Collection entries:
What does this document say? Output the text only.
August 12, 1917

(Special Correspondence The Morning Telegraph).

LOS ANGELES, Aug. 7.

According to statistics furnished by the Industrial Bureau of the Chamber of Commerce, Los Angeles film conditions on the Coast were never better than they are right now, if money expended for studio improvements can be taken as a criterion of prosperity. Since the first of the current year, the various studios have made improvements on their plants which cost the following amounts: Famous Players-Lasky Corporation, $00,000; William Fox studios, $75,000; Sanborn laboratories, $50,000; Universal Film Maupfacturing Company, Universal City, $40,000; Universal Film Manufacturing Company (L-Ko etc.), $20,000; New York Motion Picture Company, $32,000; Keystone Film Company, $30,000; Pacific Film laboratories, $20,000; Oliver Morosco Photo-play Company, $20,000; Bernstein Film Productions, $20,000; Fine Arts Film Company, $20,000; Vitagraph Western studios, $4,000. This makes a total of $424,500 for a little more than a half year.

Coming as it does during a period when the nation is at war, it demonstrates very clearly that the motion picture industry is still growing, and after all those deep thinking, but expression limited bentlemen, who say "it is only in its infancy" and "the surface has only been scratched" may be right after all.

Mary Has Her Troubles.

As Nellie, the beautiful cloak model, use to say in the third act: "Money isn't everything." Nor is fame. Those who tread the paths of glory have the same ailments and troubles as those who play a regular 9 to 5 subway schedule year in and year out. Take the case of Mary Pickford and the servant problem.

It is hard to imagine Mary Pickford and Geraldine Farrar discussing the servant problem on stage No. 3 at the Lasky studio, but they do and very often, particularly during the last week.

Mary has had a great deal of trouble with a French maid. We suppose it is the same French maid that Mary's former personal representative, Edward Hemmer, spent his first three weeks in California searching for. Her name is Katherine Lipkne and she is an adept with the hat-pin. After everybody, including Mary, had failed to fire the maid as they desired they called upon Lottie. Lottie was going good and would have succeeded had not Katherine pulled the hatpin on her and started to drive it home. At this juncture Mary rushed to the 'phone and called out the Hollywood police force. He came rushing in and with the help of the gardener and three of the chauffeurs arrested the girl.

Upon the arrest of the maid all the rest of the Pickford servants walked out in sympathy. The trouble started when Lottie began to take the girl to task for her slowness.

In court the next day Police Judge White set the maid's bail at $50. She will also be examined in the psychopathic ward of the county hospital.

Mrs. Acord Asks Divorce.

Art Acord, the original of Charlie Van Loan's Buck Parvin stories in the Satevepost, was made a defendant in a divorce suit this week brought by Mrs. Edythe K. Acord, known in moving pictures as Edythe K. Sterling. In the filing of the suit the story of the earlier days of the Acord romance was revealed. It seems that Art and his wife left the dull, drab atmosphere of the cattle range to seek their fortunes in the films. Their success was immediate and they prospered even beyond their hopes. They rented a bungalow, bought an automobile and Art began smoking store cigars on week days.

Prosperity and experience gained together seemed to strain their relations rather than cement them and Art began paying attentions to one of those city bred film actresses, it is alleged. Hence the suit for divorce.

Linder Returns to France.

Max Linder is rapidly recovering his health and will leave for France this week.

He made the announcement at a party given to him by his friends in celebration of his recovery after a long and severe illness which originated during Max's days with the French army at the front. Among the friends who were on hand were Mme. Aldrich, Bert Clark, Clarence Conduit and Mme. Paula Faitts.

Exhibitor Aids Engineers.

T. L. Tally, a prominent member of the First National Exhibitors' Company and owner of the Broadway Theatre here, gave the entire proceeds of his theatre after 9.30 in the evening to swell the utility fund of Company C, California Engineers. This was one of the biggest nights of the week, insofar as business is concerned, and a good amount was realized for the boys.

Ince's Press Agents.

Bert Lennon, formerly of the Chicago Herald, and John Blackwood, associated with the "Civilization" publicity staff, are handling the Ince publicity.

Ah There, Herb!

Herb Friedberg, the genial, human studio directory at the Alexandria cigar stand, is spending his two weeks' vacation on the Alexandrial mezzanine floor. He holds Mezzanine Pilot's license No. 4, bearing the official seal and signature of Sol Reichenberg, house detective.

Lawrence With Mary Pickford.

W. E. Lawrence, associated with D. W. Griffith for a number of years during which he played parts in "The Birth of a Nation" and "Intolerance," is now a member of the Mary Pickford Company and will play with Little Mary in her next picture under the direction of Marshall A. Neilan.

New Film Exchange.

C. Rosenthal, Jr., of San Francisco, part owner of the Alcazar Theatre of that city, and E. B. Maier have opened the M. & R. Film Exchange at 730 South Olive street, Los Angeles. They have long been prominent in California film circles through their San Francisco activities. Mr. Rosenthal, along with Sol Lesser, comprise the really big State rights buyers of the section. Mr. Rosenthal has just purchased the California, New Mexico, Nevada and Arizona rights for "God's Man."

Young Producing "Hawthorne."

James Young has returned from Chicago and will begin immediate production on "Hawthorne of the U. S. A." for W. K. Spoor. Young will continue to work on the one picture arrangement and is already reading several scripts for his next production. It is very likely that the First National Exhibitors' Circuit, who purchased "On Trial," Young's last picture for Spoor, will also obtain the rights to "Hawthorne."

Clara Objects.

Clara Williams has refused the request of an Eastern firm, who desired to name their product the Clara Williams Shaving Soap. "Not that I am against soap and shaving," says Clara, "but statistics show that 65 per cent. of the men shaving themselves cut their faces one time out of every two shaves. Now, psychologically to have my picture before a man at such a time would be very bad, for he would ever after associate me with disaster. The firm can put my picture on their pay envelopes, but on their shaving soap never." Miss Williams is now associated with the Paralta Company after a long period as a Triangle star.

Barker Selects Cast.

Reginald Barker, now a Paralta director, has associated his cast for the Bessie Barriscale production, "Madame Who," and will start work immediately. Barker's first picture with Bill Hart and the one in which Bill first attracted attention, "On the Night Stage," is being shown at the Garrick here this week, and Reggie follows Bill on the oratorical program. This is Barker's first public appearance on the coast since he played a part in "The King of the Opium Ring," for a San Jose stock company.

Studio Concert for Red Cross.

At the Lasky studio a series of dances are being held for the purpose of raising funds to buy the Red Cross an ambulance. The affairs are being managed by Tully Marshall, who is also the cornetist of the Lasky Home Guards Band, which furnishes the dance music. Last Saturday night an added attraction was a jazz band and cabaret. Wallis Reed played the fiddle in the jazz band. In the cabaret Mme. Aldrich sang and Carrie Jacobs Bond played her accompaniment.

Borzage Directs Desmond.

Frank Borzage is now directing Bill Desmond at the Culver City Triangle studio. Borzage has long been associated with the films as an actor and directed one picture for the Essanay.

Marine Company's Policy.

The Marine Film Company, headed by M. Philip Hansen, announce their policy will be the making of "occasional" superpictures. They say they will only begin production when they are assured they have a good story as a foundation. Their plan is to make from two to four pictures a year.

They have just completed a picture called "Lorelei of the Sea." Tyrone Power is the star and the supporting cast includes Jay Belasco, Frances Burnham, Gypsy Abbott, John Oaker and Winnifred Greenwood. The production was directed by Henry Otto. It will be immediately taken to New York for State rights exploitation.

Problem to solve: Reproduce the data shown above exactly.

Solution for this exercise:
What does this document say? Output the text only.
August 12, 1917

(Special Correspondence The Morning Telegraph).

LOS ANGELES, Aug. 7.

According to statistics furnished by the Industrial Bureau of the Chamber of Commerce, Los Angeles film conditions on the Coast were never better than they are right now, if money expended for studio improvements can be taken as a criterion of prosperity. Since the first of the current year, the various studios have made improvements on their plants which cost the following amounts: Famous Players-Lasky Corporation, $00,000; William Fox studios, $75,000; Sanborn laboratories, $50,000; Universal Film Maupfacturing Company, Universal City, $40,000; Universal Film Manufacturing Company (L-Ko etc.), $20,000; New York Motion Picture Company, $32,000; Keystone Film Company, $30,000; Pacific Film laboratories, $20,000; Oliver Morosco Photo-play Company, $20,000; Bernstein Film Productions, $20,000; Fine Arts Film Company, $20,000; Vitagraph Western studios, $4,000. This makes a total of $424,500 for a little more than a half year.

Coming as it does during a period when the nation is at war, it demonstrates very clearly that the motion picture industry is still growing, and after all those deep thinking, but expression limited bentlemen, who say "it is only in its infancy" and "the surface has only been scratched" may be right after all.

Mary Has Her Troubles.

As Nellie, the beautiful cloak model, use to say in the third act: "Money isn't everything." Nor is fame. Those who tread the paths of glory have the same ailments and troubles as those who play a regular 9 to 5 subway schedule year in and year out. Take the case of Mary Pickford and the servant problem.

It is hard to imagine Mary Pickford and Geraldine Farrar discussing the servant problem on stage No. 3 at the Lasky studio, but they do and very often, particularly during the last week.

Mary has had a great deal of trouble with a French maid. We suppose it is the same French maid that Mary's former personal representative, Edward Hemmer, spent his first three weeks in California searching for. Her name is Katherine Lipkne and she is an adept with the hat-pin. After everybody, including Mary, had failed to fire the maid as they desired they called upon Lottie. Lottie was going good and would have succeeded had not Katherine pulled the hatpin on her and started to drive it home. At this juncture Mary rushed to the 'phone and called out the Hollywood police force. He came rushing in and with the help of the gardener and three of the chauffeurs arrested the girl.

Upon the arrest of the maid all the rest of the Pickford servants walked out in sympathy. The trouble started when Lottie began to take the girl to task for her slowness.

In court the next day Police Judge White set the maid's bail at $50. She will also be examined in the psychopathic ward of the county hospital.

Mrs. Acord Asks Divorce.

Art Acord, the original of Charlie Van Loan's Buck Parvin stories in the Satevepost, was made a defendant in a divorce suit this week brought by Mrs. Edythe K. Acord, known in moving pictures as Edythe K. Sterling. In the filing of the suit the story of the earlier days of the Acord romance was revealed. It seems that Art and his wife left the dull, drab atmosphere of the cattle range to seek their fortunes in the films. Their success was immediate and they prospered even beyond their hopes. They rented a bungalow, bought an automobile and Art began smoking store cigars on week days.

Prosperity and experience gained together seemed to strain their relations rather than cement them and Art began paying attentions to one of those city bred film actresses, it is alleged. Hence the suit for divorce.

Linder Returns to France.

Max Linder is rapidly recovering his health and will leave for France this week.

He made the announcement at a party given to him by his friends in celebration of his recovery after a long and severe illness which originated during Max's days with the French army at the front. Among the friends who were on hand were Mme. Aldrich, Bert Clark, Clarence Conduit and Mme. Paula Faitts.

Exhibitor Aids Engineers.

T. L. Tally, a prominent member of the First National Exhibitors' Company and owner of the Broadway Theatre here, gave the entire proceeds of his theatre after 9.30 in the evening to swell the utility fund of Company C, California Engineers. This was one of the biggest nights of the week, insofar as business is concerned, and a good amount was realized for the boys.

Ince's Press Agents.

Bert Lennon, formerly of the Chicago Herald, and John Blackwood, associated with the "Civilization" publicity staff, are handling the Ince publicity.

Ah There, Herb!

Herb Friedberg, the genial, human studio directory at the Alexandria cigar stand, is spending his two weeks' vacation on the Alexandrial mezzanine floor. He holds Mezzanine Pilot's license No. 4, bearing the official seal and signature of Sol Reichenberg, house detective.

Lawrence With Mary Pickford.

W. E. Lawrence, associated with D. W. Griffith for a number of years during which he played parts in "The Birth of a Nation" and "Intolerance," is now a member of the Mary Pickford Company and will play with Little Mary in her next picture under the direction of Marshall A. Neilan.

New Film Exchange.

C. Rosenthal, Jr., of San Francisco, part owner of the Alcazar Theatre of that city, and E. B. Maier have opened the M. & R. Film Exchange at 730 South Olive street, Los Angeles. They have long been prominent in California film circles through their San Francisco activities. Mr. Rosenthal, along with Sol Lesser, comprise the really big State rights buyers of the section. Mr. Rosenthal has just purchased the California, New Mexico, Nevada and Arizona rights for "God's Man."

Young Producing "Hawthorne."

James Young has returned from Chicago and will begin immediate production on "Hawthorne of the U. S. A." for W. K. Spoor. Young will continue to work on the one picture arrangement and is already reading several scripts for his next production. It is very likely that the First National Exhibitors' Circuit, who purchased "On Trial," Young's last picture for Spoor, will also obtain the rights to "Hawthorne."

Clara Objects.

Clara Williams has refused the request of an Eastern firm, who desired to name their product the Clara Williams Shaving Soap. "Not that I am against soap and shaving," says Clara, "but statistics show that 65 per cent. of the men shaving themselves cut their faces one time out of every two shaves. Now, psychologically to have my picture before a man at such a time would be very bad, for he would ever after associate me with disaster. The firm can put my picture on their pay envelopes, but on their shaving soap never." Miss Williams is now associated with the Paralta Company after a long period as a Triangle star.

Barker Selects Cast.

Reginald Barker, now a Paralta director, has associated his cast for the Bessie Barriscale production, "Madame Who," and will start work immediately. Barker's first picture with Bill Hart and the one in which Bill first attracted attention, "On the Night Stage," is being shown at the Garrick here this week, and Reggie follows Bill on the oratorical program. This is Barker's first public appearance on the coast since he played a part in "The King of the Opium Ring," for a San Jose stock company.

Studio Concert for Red Cross.

At the Lasky studio a series of dances are being held for the purpose of raising funds to buy the Red Cross an ambulance. The affairs are being managed by Tully Marshall, who is also the cornetist of the Lasky Home Guards Band, which furnishes the dance music. Last Saturday night an added attraction was a jazz band and cabaret. Wallis Reed played the fiddle in the jazz band. In the cabaret Mme. Aldrich sang and Carrie Jacobs Bond played her accompaniment.

Borzage Directs Desmond.

Frank Borzage is now directing Bill Desmond at the Culver City Triangle studio. Borzage has long been associated with the films as an actor and directed one picture for the Essanay.

Marine Company's Policy.

The Marine Film Company, headed by M. Philip Hansen, announce their policy will be the making of "occasional" superpictures. They say they will only begin production when they are assured they have a good story as a foundation. Their plan is to make from two to four pictures a year.

They have just completed a picture called "Lorelei of the Sea." Tyrone Power is the star and the supporting cast includes Jay Belasco, Frances Burnham, Gypsy Abbott, John Oaker and Winnifred Greenwood. The production was directed by Henry Otto. It will be immediately taken to New York for State rights exploitation.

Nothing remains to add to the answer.